### Excerpt to read
__________________________________________________

Question

Integrate the following

Answer 1

I suppose you mean to have the entire numerator under the square root?

$\displaystyle\int_2^4\frac{\sqrt{x^2-4}}{x^2}\,\mathrm dx$

We can use a trigonometric substitution to start:

$x=2\sec t\implies\mathrm dx=2\sec t\tan t\,\mathrm dt$

Then for $x=2$, $t=\sec^{-1}1=0$; for $x=4$, $t=\sec^{-1}2=\frac\pi3$. So the integral is equivalent to

$\displaystyle\int_0^{\pi/3}\frac{\sqrt{(2\sec t)^2-4}}{(2\sec t)^2}(2\sec t\tan t)\,\mathrm dt=\int_0^{\pi/3}\frac{\tan^2t}{\sec t}\,\mathrm dt$

We can write

$\dfrac{\tan^2t}{\sec t}=\dfrac{\frac{\sin^2t}{\cos^2t}}{\frac1{\cos t}}=\dfrac{\sin^2t}{\cos t}=\dfrac{1-\cos^2t}{\cos t}=\sec t-\cos t$

so the integral becomes

$\displaystyle\int_0^{\pi/3}(\sec t-\cos t)\,\mathrm dt=\boxed{\ln(2+\sqrt3)-\frac{\sqrt3}2}$

__________________________________________________

### Data block

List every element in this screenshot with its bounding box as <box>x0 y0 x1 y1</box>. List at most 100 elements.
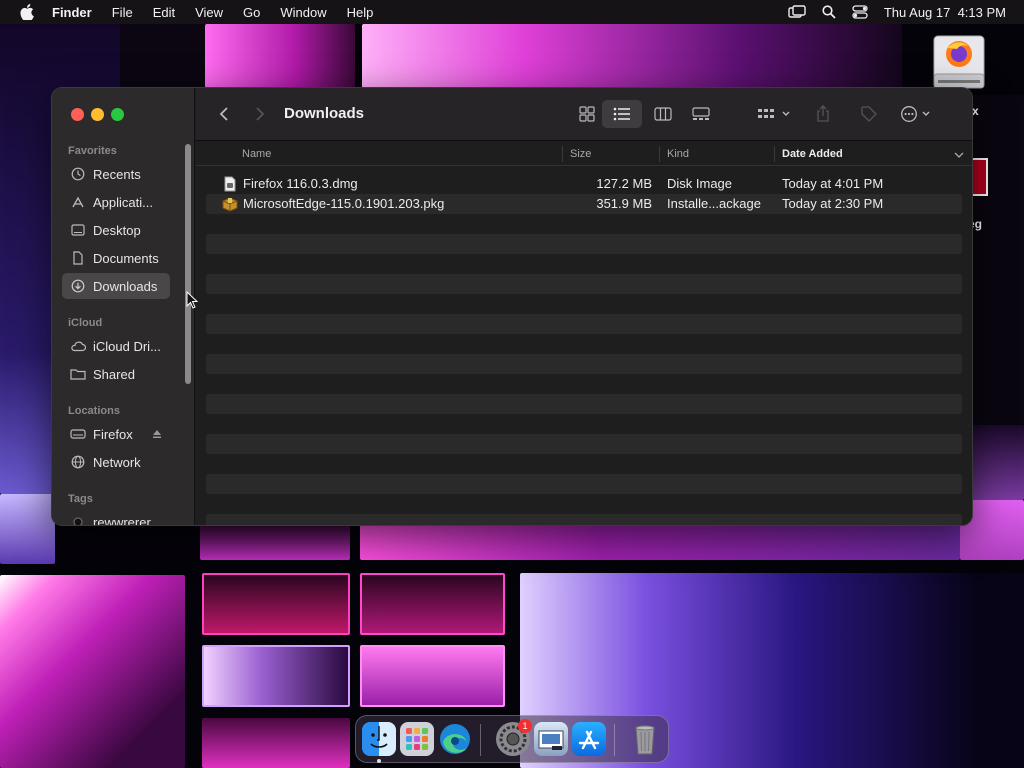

__________________________________________________

### What to do
- a) In the integration thread, why do the limits of the new integral run from 0 to π/3? Answer in one to three sentences.
- b) Say whether each statement agrees with the integration thread. Answer yes or no, and quote the deciding words.
(i) The answer begins the solution with a trigonometric substitution.
(ii) The answer assumes that only part of the numerator is under the square root.

### Responses by task
- a) The substitution is x = 2 sec t. So x = 2 gives t = sec⁻¹1 = 0, and x = 4 gives t = sec⁻¹2 = π/3.

- b)
(i) Yes: "We can use a trigonometric substitution to start"
(ii) No: "I suppose you mean to have the entire numerator under the square root?"